▶ Items from a data source
......

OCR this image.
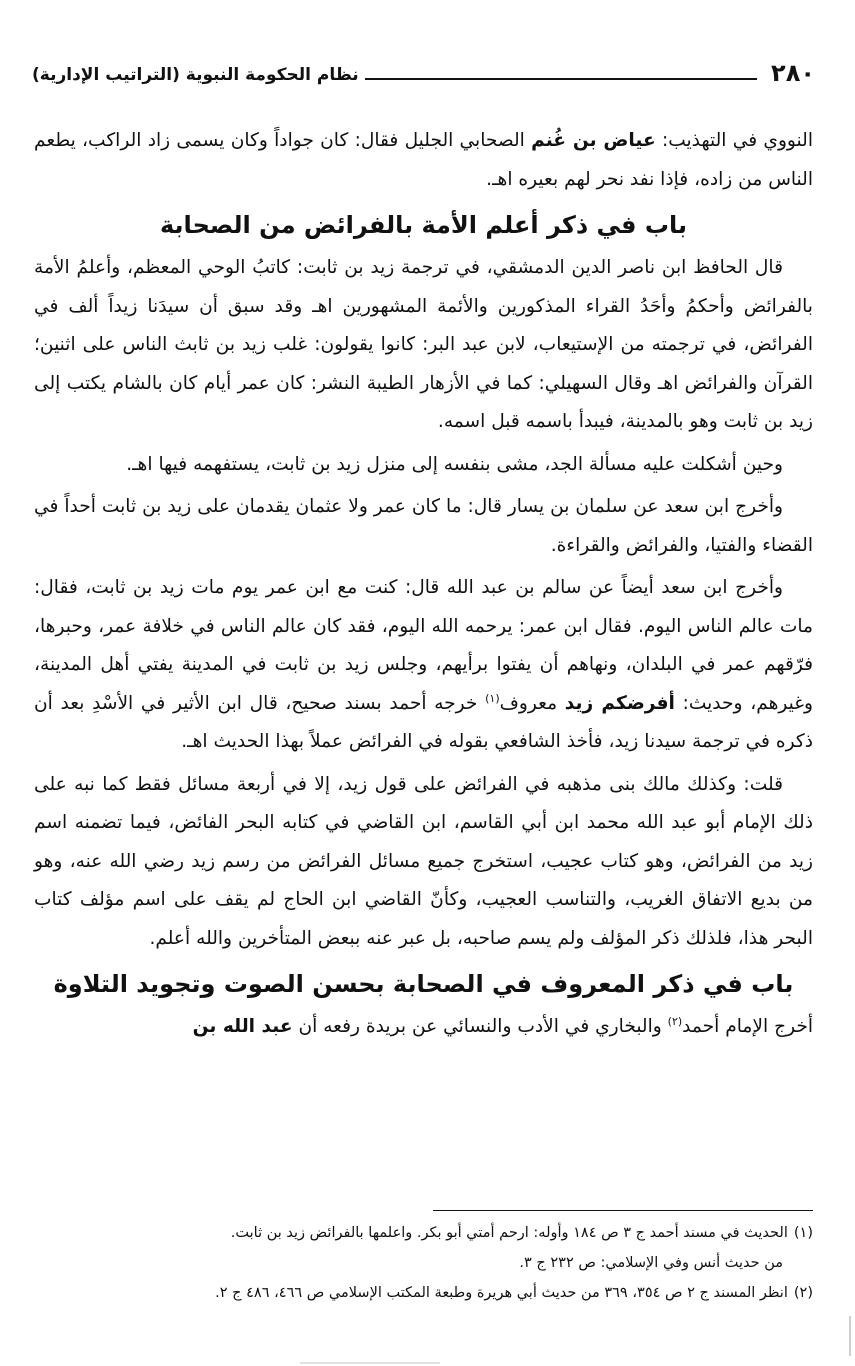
٢٨٠
نظام الحكومة النبوية (التراتيب الإدارية)

النووي في التهذيب: عياض بن غُنم الصحابي الجليل فقال: كان جواداً وكان يسمى زاد الراكب، يطعم الناس من زاده، فإذا نفد نحر لهم بعيره اهـ.

باب في ذكر أعلم الأمة بالفرائض من الصحابة

قال الحافظ ابن ناصر الدين الدمشقي، في ترجمة زيد بن ثابت: كاتبُ الوحي المعظم، وأعلمُ الأمة بالفرائض وأحكمُ وأحَدُ القراء المذكورين والأئمة المشهورين اهـ وقد سبق أن سيدَنا زيداً ألف في الفرائض، في ترجمته من الإستيعاب، لابن عبد البر: كانوا يقولون: غلب زيد بن ثابث الناس على اثنين؛ القرآن والفرائض اهـ وقال السهيلي: كما في الأزهار الطيبة النشر: كان عمر أيام كان بالشام يكتب إلى زيد بن ثابت وهو بالمدينة، فيبدأ باسمه قبل اسمه.

وحين أشكلت عليه مسألة الجد، مشى بنفسه إلى منزل زيد بن ثابت، يستفهمه فيها اهـ.

وأخرج ابن سعد عن سلمان بن يسار قال: ما كان عمر ولا عثمان يقدمان على زيد بن ثابت أحداً في القضاء والفتيا، والفرائض والقراءة.

وأخرج ابن سعد أيضاً عن سالم بن عبد الله قال: كنت مع ابن عمر يوم مات زيد بن ثابت، فقال: مات عالم الناس اليوم. فقال ابن عمر: يرحمه الله اليوم، فقد كان عالم الناس في خلافة عمر، وحبرها، فرّقهم عمر في البلدان، ونهاهم أن يفتوا برأيهم، وجلس زيد بن ثابت في المدينة يفتي أهل المدينة، وغيرهم، وحديث: أفرضكم زيد معروف$^{(١)}$ خرجه أحمد بسند صحيح، قال ابن الأثير في الأسْدِ بعد أن ذكره في ترجمة سيدنا زيد، فأخذ الشافعي بقوله في الفرائض عملاً بهذا الحديث اهـ.

قلت: وكذلك مالك بنى مذهبه في الفرائض على قول زيد، إلا في أربعة مسائل فقط كما نبه على ذلك الإمام أبو عبد الله محمد ابن أبي القاسم، ابن القاضي في كتابه البحر الفائض، فيما تضمنه اسم زيد من الفرائض، وهو كتاب عجيب، استخرج جميع مسائل الفرائض من رسم زيد رضي الله عنه، وهو من بديع الاتفاق الغريب، والتناسب العجيب، وكأنّ القاضي ابن الحاج لم يقف على اسم مؤلف كتاب البحر هذا، فلذلك ذكر المؤلف ولم يسم صاحبه، بل عبر عنه ببعض المتأخرين والله أعلم.

باب في ذكر المعروف في الصحابة بحسن الصوت وتجويد التلاوة

أخرج الإمام أحمد$^{(٢)}$ والبخاري في الأدب والنسائي عن بريدة رفعه أن عبد الله بن

(١)الحديث في مسند أحمد ج ٣ ص ١٨٤ وأوله: ارحم أمتي أبو بكر. واعلمها بالفرائض زيد بن ثابت.
من حديث أنس وفي الإسلامي: ص ٢٣٢ ج ٣.

(٢)انظر المسند ج ٢ ص ٣٥٤، ٣٦٩ من حديث أبي هريرة وطبعة المكتب الإسلامي ص ٤٦٦، ٤٨٦ ج ٢.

......

▶ Exercise brief
Nothing but the pictures may be dropped; output the records above exactly.

▶ Reply
OCR this image.
٢٨٠
نظام الحكومة النبوية (التراتيب الإدارية)

النووي في التهذيب: عياض بن غُنم الصحابي الجليل فقال: كان جواداً وكان يسمى زاد الراكب، يطعم الناس من زاده، فإذا نفد نحر لهم بعيره اهـ.

باب في ذكر أعلم الأمة بالفرائض من الصحابة

قال الحافظ ابن ناصر الدين الدمشقي، في ترجمة زيد بن ثابت: كاتبُ الوحي المعظم، وأعلمُ الأمة بالفرائض وأحكمُ وأحَدُ القراء المذكورين والأئمة المشهورين اهـ وقد سبق أن سيدَنا زيداً ألف في الفرائض، في ترجمته من الإستيعاب، لابن عبد البر: كانوا يقولون: غلب زيد بن ثابث الناس على اثنين؛ القرآن والفرائض اهـ وقال السهيلي: كما في الأزهار الطيبة النشر: كان عمر أيام كان بالشام يكتب إلى زيد بن ثابت وهو بالمدينة، فيبدأ باسمه قبل اسمه.

وحين أشكلت عليه مسألة الجد، مشى بنفسه إلى منزل زيد بن ثابت، يستفهمه فيها اهـ.

وأخرج ابن سعد عن سلمان بن يسار قال: ما كان عمر ولا عثمان يقدمان على زيد بن ثابت أحداً في القضاء والفتيا، والفرائض والقراءة.

وأخرج ابن سعد أيضاً عن سالم بن عبد الله قال: كنت مع ابن عمر يوم مات زيد بن ثابت، فقال: مات عالم الناس اليوم. فقال ابن عمر: يرحمه الله اليوم، فقد كان عالم الناس في خلافة عمر، وحبرها، فرّقهم عمر في البلدان، ونهاهم أن يفتوا برأيهم، وجلس زيد بن ثابت في المدينة يفتي أهل المدينة، وغيرهم، وحديث: أفرضكم زيد معروف$^{(١)}$ خرجه أحمد بسند صحيح، قال ابن الأثير في الأسْدِ بعد أن ذكره في ترجمة سيدنا زيد، فأخذ الشافعي بقوله في الفرائض عملاً بهذا الحديث اهـ.

قلت: وكذلك مالك بنى مذهبه في الفرائض على قول زيد، إلا في أربعة مسائل فقط كما نبه على ذلك الإمام أبو عبد الله محمد ابن أبي القاسم، ابن القاضي في كتابه البحر الفائض، فيما تضمنه اسم زيد من الفرائض، وهو كتاب عجيب، استخرج جميع مسائل الفرائض من رسم زيد رضي الله عنه، وهو من بديع الاتفاق الغريب، والتناسب العجيب، وكأنّ القاضي ابن الحاج لم يقف على اسم مؤلف كتاب البحر هذا، فلذلك ذكر المؤلف ولم يسم صاحبه، بل عبر عنه ببعض المتأخرين والله أعلم.

باب في ذكر المعروف في الصحابة بحسن الصوت وتجويد التلاوة

أخرج الإمام أحمد$^{(٢)}$ والبخاري في الأدب والنسائي عن بريدة رفعه أن عبد الله بن

(١)الحديث في مسند أحمد ج ٣ ص ١٨٤ وأوله: ارحم أمتي أبو بكر. واعلمها بالفرائض زيد بن ثابت.
من حديث أنس وفي الإسلامي: ص ٢٣٢ ج ٣.

(٢)انظر المسند ج ٢ ص ٣٥٤، ٣٦٩ من حديث أبي هريرة وطبعة المكتب الإسلامي ص ٤٦٦، ٤٨٦ ج ٢.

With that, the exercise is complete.